Work item: Extract from the listing each line in which the word "RepeatMasker" appears.

-- The input follows --

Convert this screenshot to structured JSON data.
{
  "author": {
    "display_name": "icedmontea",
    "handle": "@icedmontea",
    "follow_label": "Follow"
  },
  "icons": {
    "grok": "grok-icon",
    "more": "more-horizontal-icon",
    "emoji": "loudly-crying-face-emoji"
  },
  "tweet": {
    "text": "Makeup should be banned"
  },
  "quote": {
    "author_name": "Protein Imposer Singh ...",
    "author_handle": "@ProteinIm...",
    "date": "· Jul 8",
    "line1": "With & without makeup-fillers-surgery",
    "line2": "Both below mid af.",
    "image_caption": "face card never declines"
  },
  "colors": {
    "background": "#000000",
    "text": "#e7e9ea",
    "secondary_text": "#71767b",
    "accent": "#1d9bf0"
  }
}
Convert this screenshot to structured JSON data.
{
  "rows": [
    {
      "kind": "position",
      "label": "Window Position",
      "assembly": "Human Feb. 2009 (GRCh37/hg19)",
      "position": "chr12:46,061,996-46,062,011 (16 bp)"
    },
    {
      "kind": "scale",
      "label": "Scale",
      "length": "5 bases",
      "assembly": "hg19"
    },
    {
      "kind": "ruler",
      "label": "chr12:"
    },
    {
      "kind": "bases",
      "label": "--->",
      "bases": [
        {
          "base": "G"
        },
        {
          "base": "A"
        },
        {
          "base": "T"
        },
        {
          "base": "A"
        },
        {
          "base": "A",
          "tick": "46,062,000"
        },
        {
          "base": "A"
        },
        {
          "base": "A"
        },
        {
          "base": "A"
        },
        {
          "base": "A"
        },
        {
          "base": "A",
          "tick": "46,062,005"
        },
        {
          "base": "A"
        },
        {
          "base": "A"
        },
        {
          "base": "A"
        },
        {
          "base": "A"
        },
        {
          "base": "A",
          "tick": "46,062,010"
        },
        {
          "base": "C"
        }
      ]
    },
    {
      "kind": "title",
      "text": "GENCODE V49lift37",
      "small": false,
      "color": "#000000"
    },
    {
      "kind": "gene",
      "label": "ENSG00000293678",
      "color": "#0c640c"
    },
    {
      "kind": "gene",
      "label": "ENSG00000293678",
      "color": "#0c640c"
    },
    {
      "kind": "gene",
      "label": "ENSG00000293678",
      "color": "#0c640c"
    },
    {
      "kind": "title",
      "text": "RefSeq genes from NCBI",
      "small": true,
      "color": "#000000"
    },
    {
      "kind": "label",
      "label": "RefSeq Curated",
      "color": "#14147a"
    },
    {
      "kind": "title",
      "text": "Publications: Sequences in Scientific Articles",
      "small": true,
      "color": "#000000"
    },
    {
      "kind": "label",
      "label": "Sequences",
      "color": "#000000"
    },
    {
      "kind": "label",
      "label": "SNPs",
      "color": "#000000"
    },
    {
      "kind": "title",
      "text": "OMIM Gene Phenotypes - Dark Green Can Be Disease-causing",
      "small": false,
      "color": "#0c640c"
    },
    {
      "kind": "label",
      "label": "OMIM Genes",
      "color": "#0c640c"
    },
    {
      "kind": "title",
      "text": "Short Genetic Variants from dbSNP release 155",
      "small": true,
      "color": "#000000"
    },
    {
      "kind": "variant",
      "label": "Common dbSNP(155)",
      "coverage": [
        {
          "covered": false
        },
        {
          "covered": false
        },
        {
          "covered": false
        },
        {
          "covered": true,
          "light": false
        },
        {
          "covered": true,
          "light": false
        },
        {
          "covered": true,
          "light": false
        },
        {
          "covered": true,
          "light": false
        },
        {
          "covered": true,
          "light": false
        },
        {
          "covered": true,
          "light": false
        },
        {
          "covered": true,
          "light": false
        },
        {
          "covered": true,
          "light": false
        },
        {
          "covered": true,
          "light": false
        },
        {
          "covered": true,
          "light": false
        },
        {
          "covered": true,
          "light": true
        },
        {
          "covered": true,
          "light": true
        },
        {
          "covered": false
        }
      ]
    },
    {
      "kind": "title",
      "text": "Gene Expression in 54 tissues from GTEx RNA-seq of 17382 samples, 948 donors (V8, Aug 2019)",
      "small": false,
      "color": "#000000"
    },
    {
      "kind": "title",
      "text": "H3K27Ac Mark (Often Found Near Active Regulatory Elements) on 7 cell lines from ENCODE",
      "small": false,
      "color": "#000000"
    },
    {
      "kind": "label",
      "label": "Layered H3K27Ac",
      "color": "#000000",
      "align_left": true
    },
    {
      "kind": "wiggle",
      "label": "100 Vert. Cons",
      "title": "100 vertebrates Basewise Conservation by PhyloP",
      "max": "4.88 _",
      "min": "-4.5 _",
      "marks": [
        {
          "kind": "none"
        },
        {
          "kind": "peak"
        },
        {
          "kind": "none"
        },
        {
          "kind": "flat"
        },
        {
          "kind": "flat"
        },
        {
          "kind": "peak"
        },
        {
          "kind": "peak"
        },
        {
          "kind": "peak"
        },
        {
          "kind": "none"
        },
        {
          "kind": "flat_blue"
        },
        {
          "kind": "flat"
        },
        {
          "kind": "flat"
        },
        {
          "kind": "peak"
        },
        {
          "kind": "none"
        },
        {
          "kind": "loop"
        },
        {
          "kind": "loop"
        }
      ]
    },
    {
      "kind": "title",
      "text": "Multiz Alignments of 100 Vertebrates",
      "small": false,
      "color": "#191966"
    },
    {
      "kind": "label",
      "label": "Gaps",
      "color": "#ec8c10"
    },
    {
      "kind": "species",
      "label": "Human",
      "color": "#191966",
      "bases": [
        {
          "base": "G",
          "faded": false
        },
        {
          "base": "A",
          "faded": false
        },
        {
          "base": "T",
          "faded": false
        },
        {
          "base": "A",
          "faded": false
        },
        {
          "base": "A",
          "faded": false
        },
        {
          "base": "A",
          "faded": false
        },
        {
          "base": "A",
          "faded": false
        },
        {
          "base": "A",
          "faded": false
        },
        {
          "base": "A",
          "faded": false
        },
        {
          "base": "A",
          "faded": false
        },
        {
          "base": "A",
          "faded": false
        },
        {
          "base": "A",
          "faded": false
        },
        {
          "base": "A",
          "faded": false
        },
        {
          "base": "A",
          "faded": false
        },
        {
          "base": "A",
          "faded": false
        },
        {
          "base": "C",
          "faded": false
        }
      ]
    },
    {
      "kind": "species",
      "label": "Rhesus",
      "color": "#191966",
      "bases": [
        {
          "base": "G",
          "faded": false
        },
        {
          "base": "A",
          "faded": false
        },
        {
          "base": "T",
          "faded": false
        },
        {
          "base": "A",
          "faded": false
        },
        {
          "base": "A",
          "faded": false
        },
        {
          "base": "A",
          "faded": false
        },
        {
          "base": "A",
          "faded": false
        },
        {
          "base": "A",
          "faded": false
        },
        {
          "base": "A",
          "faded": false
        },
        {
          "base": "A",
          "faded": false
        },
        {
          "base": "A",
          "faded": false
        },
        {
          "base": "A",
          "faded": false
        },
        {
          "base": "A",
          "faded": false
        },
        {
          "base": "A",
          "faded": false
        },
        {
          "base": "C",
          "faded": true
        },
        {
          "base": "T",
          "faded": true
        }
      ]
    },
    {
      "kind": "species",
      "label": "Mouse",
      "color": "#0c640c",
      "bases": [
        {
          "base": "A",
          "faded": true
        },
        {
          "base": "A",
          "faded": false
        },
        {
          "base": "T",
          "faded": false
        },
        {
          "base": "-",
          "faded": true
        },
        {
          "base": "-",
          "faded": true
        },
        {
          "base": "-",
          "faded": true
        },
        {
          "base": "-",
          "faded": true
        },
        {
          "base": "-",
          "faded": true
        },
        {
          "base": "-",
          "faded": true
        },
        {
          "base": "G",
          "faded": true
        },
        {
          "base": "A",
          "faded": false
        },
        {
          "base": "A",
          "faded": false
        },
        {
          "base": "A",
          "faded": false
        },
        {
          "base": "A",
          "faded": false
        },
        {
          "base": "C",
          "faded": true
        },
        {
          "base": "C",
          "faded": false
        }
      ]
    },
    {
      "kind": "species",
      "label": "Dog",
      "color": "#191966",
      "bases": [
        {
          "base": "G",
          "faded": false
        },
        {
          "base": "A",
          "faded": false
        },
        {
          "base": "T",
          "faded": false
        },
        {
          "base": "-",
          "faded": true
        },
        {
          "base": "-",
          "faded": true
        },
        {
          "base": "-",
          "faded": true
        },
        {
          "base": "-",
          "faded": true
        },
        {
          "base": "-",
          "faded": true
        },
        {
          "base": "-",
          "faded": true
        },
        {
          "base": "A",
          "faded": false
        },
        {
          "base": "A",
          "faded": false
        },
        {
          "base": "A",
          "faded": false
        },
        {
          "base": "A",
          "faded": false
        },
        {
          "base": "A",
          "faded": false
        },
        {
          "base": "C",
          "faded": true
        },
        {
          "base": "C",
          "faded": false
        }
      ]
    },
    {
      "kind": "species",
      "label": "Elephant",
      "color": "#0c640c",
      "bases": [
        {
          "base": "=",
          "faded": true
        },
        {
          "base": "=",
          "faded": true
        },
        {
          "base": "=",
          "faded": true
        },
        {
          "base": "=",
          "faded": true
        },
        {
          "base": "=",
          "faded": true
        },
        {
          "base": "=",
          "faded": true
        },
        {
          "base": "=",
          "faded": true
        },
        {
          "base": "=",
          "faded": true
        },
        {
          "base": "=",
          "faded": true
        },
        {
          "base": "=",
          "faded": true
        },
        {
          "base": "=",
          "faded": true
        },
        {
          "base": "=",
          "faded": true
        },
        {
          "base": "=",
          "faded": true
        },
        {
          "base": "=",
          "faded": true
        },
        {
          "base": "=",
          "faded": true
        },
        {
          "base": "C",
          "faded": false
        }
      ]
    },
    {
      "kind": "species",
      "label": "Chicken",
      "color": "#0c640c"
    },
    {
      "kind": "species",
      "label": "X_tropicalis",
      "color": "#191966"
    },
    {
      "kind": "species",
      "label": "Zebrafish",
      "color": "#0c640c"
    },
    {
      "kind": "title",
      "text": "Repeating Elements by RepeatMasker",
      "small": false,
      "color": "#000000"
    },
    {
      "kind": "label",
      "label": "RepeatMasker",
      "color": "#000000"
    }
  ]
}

-- The input concluded --

Response area:
      "text": "Repeating Elements by RepeatMasker",
      "label": "RepeatMasker",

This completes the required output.